━━ Teks yang diberikan ━━

Untuk memahami hadis diatas tadi,  diperlukan pemahaan historis dan kontekstual. Hadis diatas tadi memang dikategorikan hadis shahih tetapi mempunya latarbelakang sejarah tersendiri (sabab wurud) sehingga tidak bisa serta merta langsung digunakan sebagai dalil umum.[1]

Menurut Fatima Mernissi, hadis ini merupakan hadis historis. Maksud hadis historis adalah hadis yang memiliki asbab al-wurud atau didahului dengan adanya peristiwa yang unik. Hadis historis harus dipahami secara historis pula.[2] Sebab, hadis historis selalu memiliki makna dalam konteks historisnya. Untuk memahami kaonteks hadis tersebut kita dapat mulai melalui penelusuran jalur persinggungan antara awal rawi dengan matan hadis. Dalam silsilah atau rangkaian sanad hadis diperoleh informasi bahwa hadis ini berasal dari satu sandaran. Dengan kata lain hadis ini termasuk hadis ahad, yaitu hadis yang diriwayatkan oleh sejumlah rawi yang tidak mencapai batas-batas hadis mutawatir. Validitas hadis ahad berbeda dengan hadis mutawatir yang sudah pasti sahih. Hadis ahad masih membutuhkan pembuktian atau kritik hadis sampai diperoleh kesimpulan apakah sahih (valid) atau d’aif (lemah).

Hadis ini pada tingkat sahabat disandarkan kepada sahabat Abu Barkah, salah seorang mantan budak yang dihadapkan oleh suatu kondisi sulit, ia harus memilih antara mendukung Ali, Khalifah ke empat, suami Fatimah anak kesayangan Nabi, atau mendukung A’isyah, istri kesayangan Nabi, putrid Abu Bakar, khalifah pertama. Dalam posisi ini Abu Barkah mempopulerkan hadis di atas karena ia berpihak kepada Ali.

Hal ini bermula dari kekalahan yang dialami A’isyah dalam Perang Jamal. Sekitar 13.000 pendukung meninggal di medan perang. Sebagai pemenang, Ali mengambil alih kota Basrah dan bagi yang tidak bergabung dengan kelompok Ali harus mencari alasan yang dapat diterima jika ingin tetap tinggal di Basrah. Di sisi lain pihak A’isyah mencoba menggalang kekuatan baru dengan menghubungi para sahabat yang ada di Basrah, salah satunya adalah sahabat Abu Bakrah. Banyak sahabat yang dihubungi A’isyah akhirnya menolak ajakan tersebut. Alasan mereka, perang antar umat Islam hanya akan memecah belah umat dan menjadikan mereka saling bermusuhan. Namun, alasan penolakan Abu Bakrah lain. Abu Bakrah menolak ajakan A’isyah dengan menyebutkan sabda Nabi tersebut.

━━━

Daftar tugas »
1. Terjemahkan kalimat "Banyak sahabat yang dihubungi A’isyah akhirnya menolak ajakan tersebut." dari teks tentang latar belakang hadis Abu Bakrah ke dalam bahasa Inggris.
2. Lanjutkan teks tentang latar belakang hadis Abu Bakrah, dimulai sesudah kalimat terakhirnya.

━━ Baris ━━

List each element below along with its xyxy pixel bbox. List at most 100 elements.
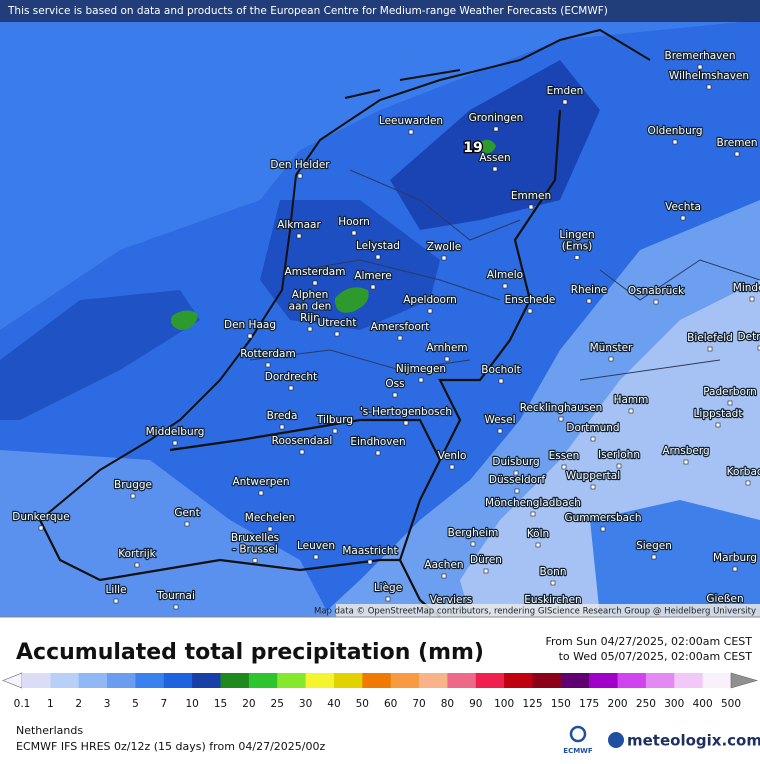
city-dot [498, 378, 504, 384]
colorbar-label: 80 [441, 698, 454, 710]
colorbar-label: 20 [242, 698, 255, 710]
city-label: Köln [527, 528, 549, 540]
model-info: ECMWF IFS HRES 0z/12z (15 days) from 04/… [16, 740, 326, 753]
colorbar-label: 50 [356, 698, 369, 710]
city-label: Mönchengladbach [485, 497, 581, 509]
city-dot [375, 254, 381, 260]
colorbar-swatch [362, 673, 392, 688]
colorbar-swatch [22, 673, 51, 688]
period-to: to Wed 05/07/2025, 02:00am CEST [559, 650, 753, 663]
city-label: 's-Hertogenbosch [360, 406, 452, 418]
city-dot [683, 459, 689, 465]
city-label: Enschede [505, 294, 556, 306]
city-dot [375, 450, 381, 456]
colorbar-label: 200 [608, 698, 628, 710]
city-label: Tournai [156, 590, 195, 602]
city-label: Emmen [511, 190, 551, 202]
precip-area [260, 200, 440, 330]
colorbar-label: 125 [522, 698, 542, 710]
city-label: Rheine [571, 284, 607, 296]
city-dot [514, 488, 520, 494]
city-label: Dortmund [566, 422, 619, 434]
city-dot [715, 422, 721, 428]
city-dot [296, 233, 302, 239]
city-dot [312, 280, 318, 286]
city-dot [734, 151, 740, 157]
colorbar-label: 70 [412, 698, 425, 710]
colorbar-label: 60 [384, 698, 397, 710]
city-dot [586, 298, 592, 304]
city-label: Gummersbach [564, 512, 641, 524]
city-dot [513, 470, 519, 476]
colorbar-swatch [220, 673, 250, 688]
period-from: From Sun 04/27/2025, 02:00am CEST [545, 635, 752, 648]
city-dot [427, 308, 433, 314]
city-label: Amsterdam [285, 266, 346, 278]
city-dot [749, 296, 755, 302]
city-label: Bergheim [448, 527, 499, 539]
city-dot [550, 580, 556, 586]
city-dot [134, 562, 140, 568]
city-label: Osnabrück [628, 285, 685, 297]
city-label: Duisburg [492, 456, 539, 468]
city-label: Bruxelles [231, 532, 279, 544]
city-label: Maastricht [342, 545, 397, 557]
banner-bg [0, 0, 760, 22]
city-dot [267, 526, 273, 532]
colorbar-swatch [78, 673, 108, 688]
city-label: Rijn [300, 312, 320, 324]
colorbar-swatch [589, 673, 619, 688]
city-dot [561, 464, 567, 470]
colorbar-label: 25 [271, 698, 284, 710]
city-label: Utrecht [318, 317, 357, 329]
city-label: Tilburg [316, 414, 353, 426]
city-dot [173, 604, 179, 610]
city-label: Apeldoorn [403, 294, 457, 306]
city-label: Leeuwarden [379, 115, 443, 127]
city-label: Arnhem [426, 342, 467, 354]
colorbar-swatch [135, 673, 165, 688]
city-label: Dordrecht [265, 371, 317, 383]
colorbar-label: 3 [104, 698, 111, 710]
colorbar-swatch [248, 673, 278, 688]
colorbar-swatch [390, 673, 420, 688]
city-label: Mechelen [245, 512, 295, 524]
city-dot [397, 335, 403, 341]
city-dot [528, 204, 534, 210]
city-dot [493, 126, 499, 132]
city-dot [497, 428, 503, 434]
city-dot [441, 573, 447, 579]
colorbar: 0.1 1 2 3 5 7 10 15 20 25 30 40 50 60 70 80 90 100 125 150 1… [2, 672, 759, 710]
city-label: Paderborn [703, 386, 757, 398]
city-label: Alphen [292, 289, 329, 301]
colorbar-label: 100 [494, 698, 514, 710]
colorbar-swatch [192, 673, 222, 688]
border [39, 109, 562, 618]
colorbar-label: 1 [47, 698, 54, 710]
colorbar-arrow-high [730, 672, 759, 689]
city-dot [449, 464, 455, 470]
colorbar-swatch [107, 673, 136, 688]
max-value: 19 [463, 140, 482, 156]
city-label: Wilhelmshaven [669, 70, 749, 82]
city-dot [408, 129, 414, 135]
city-label: Siegen [636, 540, 672, 552]
city-label: Alkmaar [277, 219, 321, 231]
colorbar-label: 7 [160, 698, 167, 710]
city-dot [307, 326, 313, 332]
city-dot [334, 331, 340, 337]
precip-area [0, 0, 760, 330]
city-label: Kortrijk [118, 548, 156, 560]
city-label: Aachen [424, 559, 463, 571]
city-label: (Ems) [562, 241, 593, 253]
city-label: Bocholt [481, 364, 521, 376]
colorbar-label: 0.1 [14, 698, 31, 710]
city-dot [600, 526, 606, 532]
city-label: Middelburg [146, 426, 205, 438]
precip-area [334, 287, 369, 313]
city-dot [697, 64, 703, 70]
city-dot [590, 436, 596, 442]
city-label: Gießen [706, 593, 743, 605]
city-label: Den Helder [270, 159, 330, 171]
city-label: Bielefeld [687, 332, 733, 344]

━━━

Jawaban latihan »
1. Many of the companions whom A’isyah contacted eventually declined the invitation.

2.
Menurut Fatima Mernissi, penyampaian Abu Bakrah bersamaan dengan kondisi kritis A’isyah memiliki muatan politis yang signifikan. Dengan kata lain hadis ini menadi alat untuk mengambil hati pihak penguasa. Padahal Mernissi membuktika secara empiris bahwa perempuan memiliki kemampuan untuk memimpin. Para pemimpin ini dihimpun Mernissi dalam bukunya The Forgotten Queens of Islam (Ratu-Ratu Islam yang Terlupakan). Disinilah paradoksal hadis, yaitu keputusan antara muatan nilai dengan praksisnya apabila dipahami secara tekstual. Menurut Asghar Ali Engineer, hadis ini tidak dipahami secara kontekstual dan bertentangan dengan fakta sosial. Fakta tersebut dapat dilihat dari berkuasanya Benazir Bhutto di Pakistan, Ratu Saba pada zaman Nabi Sulaiman dalam Al-Qur’an.

Sejarah dunia mencatat, pergantian Raja Kisra oleh anak perempuannya mengandung persoalan mendasar. Anak perempuan Kisra tidak memiliki kemampuan untuk memimpin. Namun, demi menjaga nasab keluarga, anak perempuan Kisra dipaksa untuk menjadi ratu di negeri Persia yang luas itu. Apabila Rasulullah menyampaikan hadis dalam soal ini, maka yang dilarang bukan karena jenis kelaminnya, tetapi karena kemampuan memimpin yang tidak dimilikinya. Siapapun, baik laki-laki atau perempuan, yang diserahi tugas yang bukan ahlinya niscaya akan mendapati kehancuran.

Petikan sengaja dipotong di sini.